Supplied data:
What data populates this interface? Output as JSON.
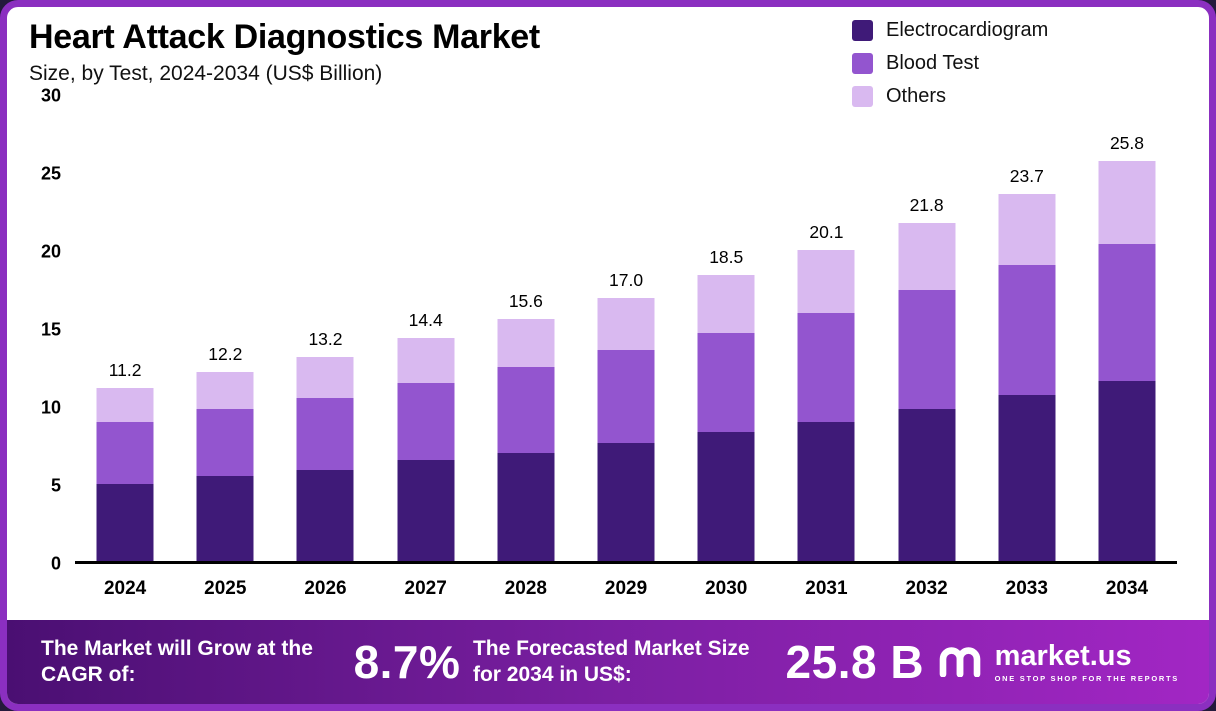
{
  "header": {
    "title": "Heart Attack Diagnostics Market",
    "subtitle": "Size, by Test, 2024-2034 (US$ Billion)"
  },
  "legend": [
    {
      "label": "Electrocardiogram",
      "color": "#3f1a78"
    },
    {
      "label": "Blood Test",
      "color": "#9355cf"
    },
    {
      "label": "Others",
      "color": "#d9b9f0"
    }
  ],
  "chart_data": {
    "type": "bar",
    "stacked": true,
    "title": "Heart Attack Diagnostics Market",
    "subtitle": "Size, by Test, 2024-2034 (US$ Billion)",
    "xlabel": "",
    "ylabel": "US$ Billion",
    "ylim": [
      0,
      30
    ],
    "yticks": [
      0,
      5,
      10,
      15,
      20,
      25,
      30
    ],
    "grid": false,
    "legend_position": "top-right",
    "categories": [
      "2024",
      "2025",
      "2026",
      "2027",
      "2028",
      "2029",
      "2030",
      "2031",
      "2032",
      "2033",
      "2034"
    ],
    "series": [
      {
        "name": "Electrocardiogram",
        "color": "#3f1a78",
        "values": [
          5.0,
          5.5,
          5.9,
          6.5,
          7.0,
          7.6,
          8.3,
          9.0,
          9.8,
          10.7,
          11.6
        ]
      },
      {
        "name": "Blood Test",
        "color": "#9355cf",
        "values": [
          4.0,
          4.3,
          4.6,
          5.0,
          5.5,
          6.0,
          6.4,
          7.0,
          7.7,
          8.4,
          8.9
        ]
      },
      {
        "name": "Others",
        "color": "#d9b9f0",
        "values": [
          2.2,
          2.4,
          2.7,
          2.9,
          3.1,
          3.4,
          3.8,
          4.1,
          4.3,
          4.6,
          5.3
        ]
      }
    ],
    "totals": [
      11.2,
      12.2,
      13.2,
      14.4,
      15.6,
      17.0,
      18.5,
      20.1,
      21.8,
      23.7,
      25.8
    ]
  },
  "footer": {
    "cagr_label": "The Market will Grow at the CAGR of:",
    "cagr_value": "8.7%",
    "forecast_label": "The Forecasted Market Size for 2034 in US$:",
    "forecast_value": "25.8 B",
    "brand": "market.us",
    "brand_tagline": "ONE STOP SHOP FOR THE REPORTS"
  },
  "colors": {
    "frame": "#8b2fc0",
    "banner_gradient": [
      "#4a0f72",
      "#7b1fa2",
      "#a226c4"
    ],
    "axis": "#000000",
    "background": "#ffffff"
  }
}
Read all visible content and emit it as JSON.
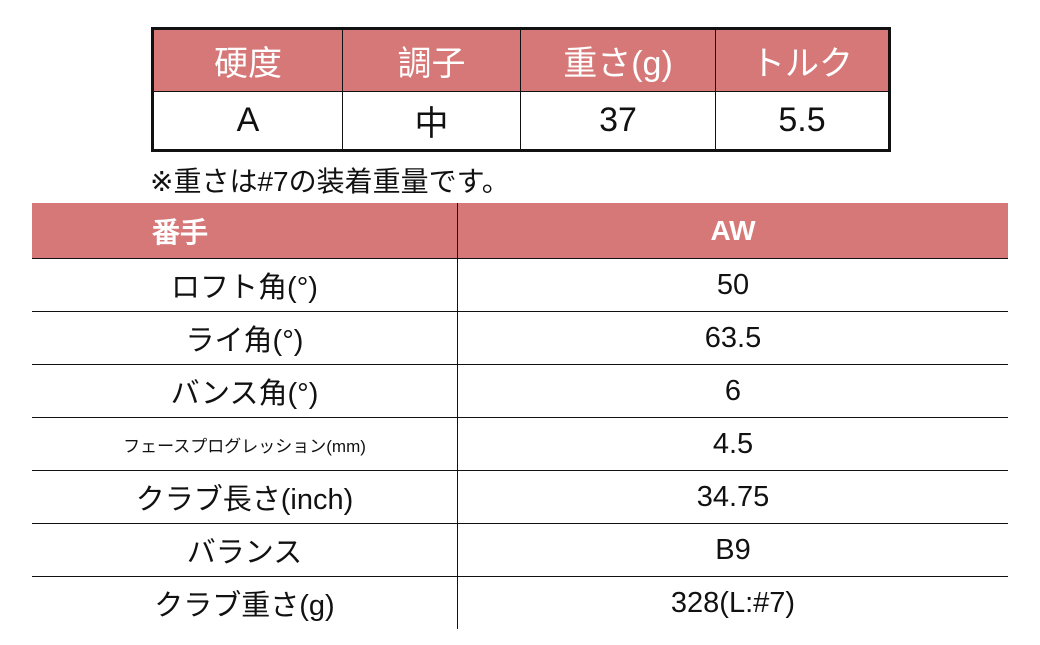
{
  "shaft_table": {
    "headers": [
      "硬度",
      "調子",
      "重さ(g)",
      "トルク"
    ],
    "values": [
      "A",
      "中",
      "37",
      "5.5"
    ]
  },
  "note": "※重さは#7の装着重量です。",
  "spec_table": {
    "header_key": "番手",
    "header_value": "AW",
    "rows": [
      {
        "label": "ロフト角(°)",
        "value": "50"
      },
      {
        "label": "ライ角(°)",
        "value": "63.5"
      },
      {
        "label": "バンス角(°)",
        "value": "6"
      },
      {
        "label": "フェースプログレッション(mm)",
        "value": "4.5"
      },
      {
        "label": "クラブ長さ(inch)",
        "value": "34.75"
      },
      {
        "label": "バランス",
        "value": "B9"
      },
      {
        "label": "クラブ重さ(g)",
        "value": "328(L:#7)"
      }
    ]
  },
  "colors": {
    "header_bg": "#d67878",
    "header_text": "#ffffff"
  }
}
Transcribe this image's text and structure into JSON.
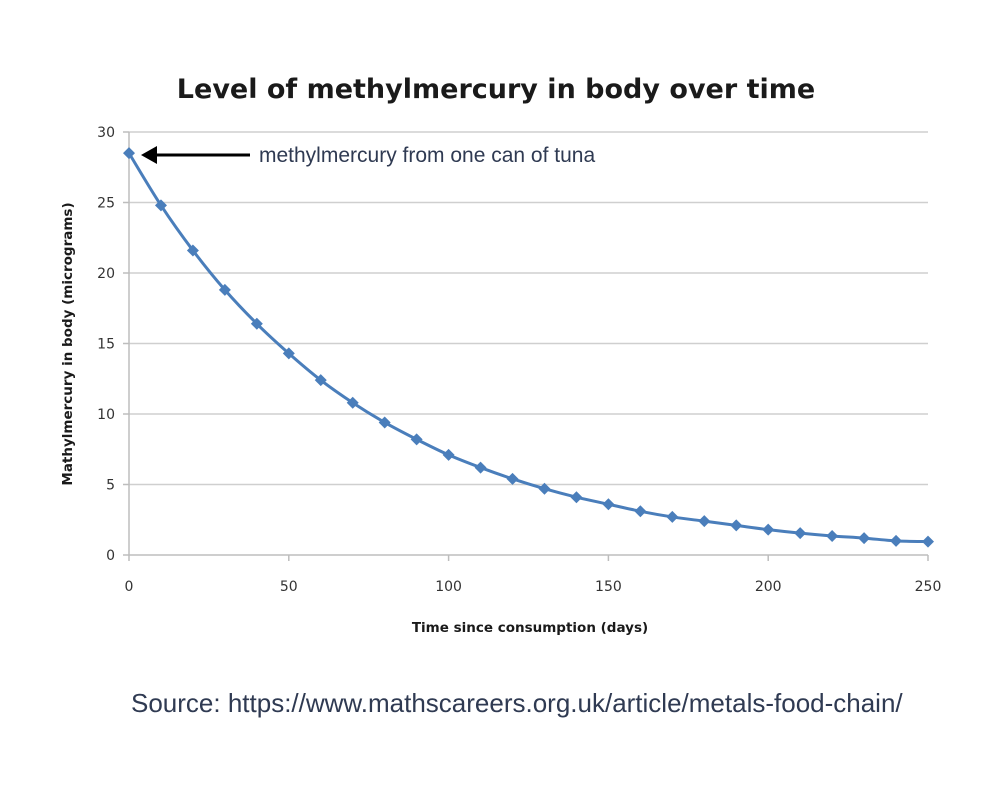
{
  "chart_data": {
    "type": "line",
    "title": "Level of methylmercury in body over time",
    "xlabel": "Time since consumption (days)",
    "ylabel": "Mathylmercury in body (micrograms)",
    "xlim": [
      0,
      250
    ],
    "ylim": [
      0,
      30
    ],
    "xticks": [
      0,
      50,
      100,
      150,
      200,
      250
    ],
    "yticks": [
      0,
      5,
      10,
      15,
      20,
      25,
      30
    ],
    "grid": "horizontal",
    "legend": "none",
    "color": "#4a7ebb",
    "marker": "diamond",
    "series": [
      {
        "x": [
          0,
          10,
          20,
          30,
          40,
          50,
          60,
          70,
          80,
          90,
          100,
          110,
          120,
          130,
          140,
          150,
          160,
          170,
          180,
          190,
          200,
          210,
          220,
          230,
          240,
          250
        ],
        "y": [
          28.5,
          24.8,
          21.6,
          18.8,
          16.4,
          14.3,
          12.4,
          10.8,
          9.4,
          8.2,
          7.1,
          6.2,
          5.4,
          4.7,
          4.1,
          3.6,
          3.1,
          2.7,
          2.4,
          2.1,
          1.8,
          1.55,
          1.35,
          1.2,
          1.0,
          0.95
        ]
      }
    ],
    "annotation": {
      "text": "methylmercury from one can of tuna",
      "target": {
        "x": 0,
        "y": 28.5
      }
    }
  },
  "source": {
    "text": "Source: https://www.mathscareers.org.uk/article/metals-food-chain/"
  }
}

Problem to solve: Give all the lines above again, character for character, without pictures.

Expected answer:
What data populates this interface? Output as JSON.
{
  "header": {
    "title": "Heart Attack Diagnostics Market",
    "subtitle": "Size, by Test, 2024-2034 (US$ Billion)"
  },
  "legend": [
    {
      "label": "Electrocardiogram",
      "color": "#3f1a78"
    },
    {
      "label": "Blood Test",
      "color": "#9355cf"
    },
    {
      "label": "Others",
      "color": "#d9b9f0"
    }
  ],
  "chart_data": {
    "type": "bar",
    "stacked": true,
    "title": "Heart Attack Diagnostics Market",
    "subtitle": "Size, by Test, 2024-2034 (US$ Billion)",
    "xlabel": "",
    "ylabel": "US$ Billion",
    "ylim": [
      0,
      30
    ],
    "yticks": [
      0,
      5,
      10,
      15,
      20,
      25,
      30
    ],
    "grid": false,
    "legend_position": "top-right",
    "categories": [
      "2024",
      "2025",
      "2026",
      "2027",
      "2028",
      "2029",
      "2030",
      "2031",
      "2032",
      "2033",
      "2034"
    ],
    "series": [
      {
        "name": "Electrocardiogram",
        "color": "#3f1a78",
        "values": [
          5.0,
          5.5,
          5.9,
          6.5,
          7.0,
          7.6,
          8.3,
          9.0,
          9.8,
          10.7,
          11.6
        ]
      },
      {
        "name": "Blood Test",
        "color": "#9355cf",
        "values": [
          4.0,
          4.3,
          4.6,
          5.0,
          5.5,
          6.0,
          6.4,
          7.0,
          7.7,
          8.4,
          8.9
        ]
      },
      {
        "name": "Others",
        "color": "#d9b9f0",
        "values": [
          2.2,
          2.4,
          2.7,
          2.9,
          3.1,
          3.4,
          3.8,
          4.1,
          4.3,
          4.6,
          5.3
        ]
      }
    ],
    "totals": [
      11.2,
      12.2,
      13.2,
      14.4,
      15.6,
      17.0,
      18.5,
      20.1,
      21.8,
      23.7,
      25.8
    ]
  },
  "footer": {
    "cagr_label": "The Market will Grow at the CAGR of:",
    "cagr_value": "8.7%",
    "forecast_label": "The Forecasted Market Size for 2034 in US$:",
    "forecast_value": "25.8 B",
    "brand": "market.us",
    "brand_tagline": "ONE STOP SHOP FOR THE REPORTS"
  },
  "colors": {
    "frame": "#8b2fc0",
    "banner_gradient": [
      "#4a0f72",
      "#7b1fa2",
      "#a226c4"
    ],
    "axis": "#000000",
    "background": "#ffffff"
  }
}
Read all visible content and emit it as JSON.
{
  "shaft_table": {
    "headers": [
      "硬度",
      "調子",
      "重さ(g)",
      "トルク"
    ],
    "values": [
      "A",
      "中",
      "37",
      "5.5"
    ]
  },
  "note": "※重さは#7の装着重量です。",
  "spec_table": {
    "header_key": "番手",
    "header_value": "AW",
    "rows": [
      {
        "label": "ロフト角(°)",
        "value": "50"
      },
      {
        "label": "ライ角(°)",
        "value": "63.5"
      },
      {
        "label": "バンス角(°)",
        "value": "6"
      },
      {
        "label": "フェースプログレッション(mm)",
        "value": "4.5"
      },
      {
        "label": "クラブ長さ(inch)",
        "value": "34.75"
      },
      {
        "label": "バランス",
        "value": "B9"
      },
      {
        "label": "クラブ重さ(g)",
        "value": "328(L:#7)"
      }
    ]
  },
  "colors": {
    "header_bg": "#d67878",
    "header_text": "#ffffff"
  }
}
Transcribe this image's text and structure into JSON.
{
  "chart_data": {
    "type": "line",
    "title": "Level of methylmercury in body over time",
    "xlabel": "Time since consumption (days)",
    "ylabel": "Mathylmercury in body (micrograms)",
    "xlim": [
      0,
      250
    ],
    "ylim": [
      0,
      30
    ],
    "xticks": [
      0,
      50,
      100,
      150,
      200,
      250
    ],
    "yticks": [
      0,
      5,
      10,
      15,
      20,
      25,
      30
    ],
    "grid": "horizontal",
    "legend": "none",
    "color": "#4a7ebb",
    "marker": "diamond",
    "series": [
      {
        "x": [
          0,
          10,
          20,
          30,
          40,
          50,
          60,
          70,
          80,
          90,
          100,
          110,
          120,
          130,
          140,
          150,
          160,
          170,
          180,
          190,
          200,
          210,
          220,
          230,
          240,
          250
        ],
        "y": [
          28.5,
          24.8,
          21.6,
          18.8,
          16.4,
          14.3,
          12.4,
          10.8,
          9.4,
          8.2,
          7.1,
          6.2,
          5.4,
          4.7,
          4.1,
          3.6,
          3.1,
          2.7,
          2.4,
          2.1,
          1.8,
          1.55,
          1.35,
          1.2,
          1.0,
          0.95
        ]
      }
    ],
    "annotation": {
      "text": "methylmercury from one can of tuna",
      "target": {
        "x": 0,
        "y": 28.5
      }
    }
  },
  "source": {
    "text": "Source: https://www.mathscareers.org.uk/article/metals-food-chain/"
  }
}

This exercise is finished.